** Aim of the exercise **
Please return every line in the items below that contains the string "month". Matching is case-sensitive.
-- START OF Raw records --
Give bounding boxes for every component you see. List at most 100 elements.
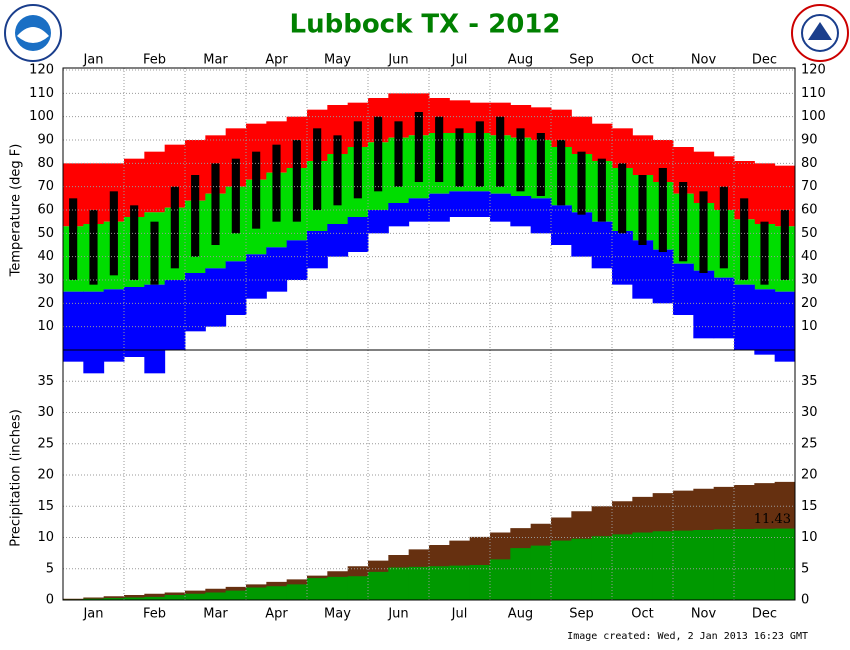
temp-range-bar — [652, 140, 674, 182]
actual-temp-bar — [414, 112, 423, 182]
temp-range-bar — [530, 107, 552, 140]
actual-temp-bar — [475, 121, 484, 187]
temp-range-bar — [225, 261, 247, 315]
temp-range-bar — [83, 163, 105, 224]
month-label: Jan — [82, 607, 103, 622]
precip-bar — [185, 593, 206, 600]
temp-range-bar — [286, 240, 308, 280]
month-label: Dec — [752, 607, 777, 622]
temp-range-bar — [774, 165, 796, 227]
y2-tick-label: 80 — [801, 156, 818, 171]
temp-range-bar — [225, 128, 247, 187]
y2-tick-label: 20 — [801, 296, 818, 311]
actual-temp-bar — [272, 144, 281, 222]
temp-range-bar — [591, 221, 613, 269]
month-label: Oct — [631, 53, 653, 68]
noaa-logo — [4, 4, 62, 62]
y-tick-label: 25 — [37, 436, 54, 451]
temp-range-bar — [388, 203, 410, 227]
temp-range-bar — [144, 151, 166, 213]
actual-temp-bar — [292, 140, 301, 222]
y2-tick-label: 20 — [801, 468, 818, 483]
precip-bar — [469, 565, 491, 600]
month-label: Sep — [569, 53, 594, 68]
temp-range-bar — [774, 291, 796, 362]
y-tick-label: 20 — [37, 468, 54, 483]
y2-tick-label: 110 — [801, 86, 826, 101]
temp-range-bar — [164, 144, 186, 208]
y-tick-label: 35 — [37, 374, 54, 389]
precip-bar — [307, 578, 328, 600]
temp-range-bar — [612, 128, 633, 168]
month-label: May — [324, 53, 351, 68]
actual-temp-bar — [719, 186, 728, 269]
temp-range-bar — [612, 231, 633, 285]
actual-temp-bar — [150, 221, 159, 285]
temp-range-bar — [449, 191, 471, 217]
month-label: Aug — [508, 607, 533, 622]
precip-bar — [774, 528, 796, 600]
precip-bar — [327, 576, 349, 600]
month-label: Sep — [569, 607, 594, 622]
actual-temp-bar — [109, 191, 118, 276]
y-tick-label: 100 — [29, 109, 54, 124]
month-label: Jul — [451, 53, 468, 68]
temp-range-bar — [246, 123, 267, 180]
temp-range-bar — [144, 284, 166, 374]
temp-range-bar — [693, 151, 715, 203]
y2-tick-label: 40 — [801, 249, 818, 264]
y-tick-label: 120 — [29, 63, 54, 78]
y-tick-label: 110 — [29, 86, 54, 101]
precip-bar — [693, 530, 715, 600]
temp-range-bar — [632, 135, 654, 175]
actual-temp-bar — [536, 133, 545, 196]
temp-range-bar — [734, 161, 755, 220]
plot-frame — [62, 67, 796, 601]
actual-temp-bar — [618, 163, 627, 234]
actual-temp-bar — [557, 140, 566, 206]
actual-temp-bar — [170, 186, 179, 269]
actual-temp-bar — [679, 182, 688, 262]
y2-tick-label: 15 — [801, 499, 818, 514]
precip-bar — [530, 545, 552, 600]
precip-bar — [83, 598, 105, 600]
temp-range-bar — [103, 289, 125, 362]
y-axis-label: Temperature (deg F) — [9, 144, 24, 278]
y-tick-label: 15 — [37, 499, 54, 514]
y2-tick-label: 0 — [801, 593, 809, 608]
footer: Image created: Wed, 2 Jan 2013 16:23 GMT — [567, 631, 808, 642]
temp-range-bar — [693, 270, 715, 339]
actual-temp-bar — [597, 158, 606, 222]
actual-temp-bar — [516, 128, 525, 192]
actual-temp-bar — [740, 198, 749, 280]
y2-tick-label: 10 — [801, 530, 818, 545]
month-label: May — [324, 607, 351, 622]
temp-range-bar — [591, 123, 613, 161]
precip-bar — [754, 528, 776, 600]
month-label: Dec — [752, 53, 777, 68]
y-tick-label: 30 — [37, 273, 54, 288]
y-tick-label: 60 — [37, 203, 54, 218]
temp-range-bar — [63, 163, 84, 227]
precip-bar — [510, 548, 532, 600]
precip-bar — [286, 584, 308, 600]
temp-range-bar — [571, 212, 593, 257]
temp-range-bar — [510, 196, 532, 227]
temp-range-bar — [632, 240, 654, 299]
actual-temp-bar — [394, 121, 403, 187]
temp-range-bar — [368, 210, 389, 234]
precip-bar — [591, 536, 613, 600]
temp-range-bar — [266, 247, 288, 292]
precip-bar — [368, 571, 389, 600]
temp-range-bar — [124, 158, 145, 217]
temp-range-bar — [510, 105, 532, 138]
temp-range-bar — [347, 217, 369, 252]
precip-bar — [266, 586, 288, 600]
y2-tick-label: 70 — [801, 179, 818, 194]
y2-tick-label: 5 — [801, 561, 809, 576]
temp-range-bar — [551, 109, 572, 147]
y-tick-label: 70 — [37, 179, 54, 194]
y-tick-label: 0 — [46, 593, 54, 608]
y-tick-label: 80 — [37, 156, 54, 171]
precip-bar — [408, 566, 430, 600]
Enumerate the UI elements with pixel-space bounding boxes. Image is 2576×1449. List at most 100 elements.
-- END OF Raw records --
** Full output **
month-label: Jan — [82, 607, 103, 622]
month-label: Dec — [752, 607, 777, 622]
month-label: Oct — [631, 53, 653, 68]
month-label: Sep — [569, 53, 594, 68]
month-label: May — [324, 53, 351, 68]
month-label: Aug — [508, 607, 533, 622]
month-label: Sep — [569, 607, 594, 622]
month-label: Jul — [451, 53, 468, 68]
month-label: May — [324, 607, 351, 622]
month-label: Dec — [752, 53, 777, 68]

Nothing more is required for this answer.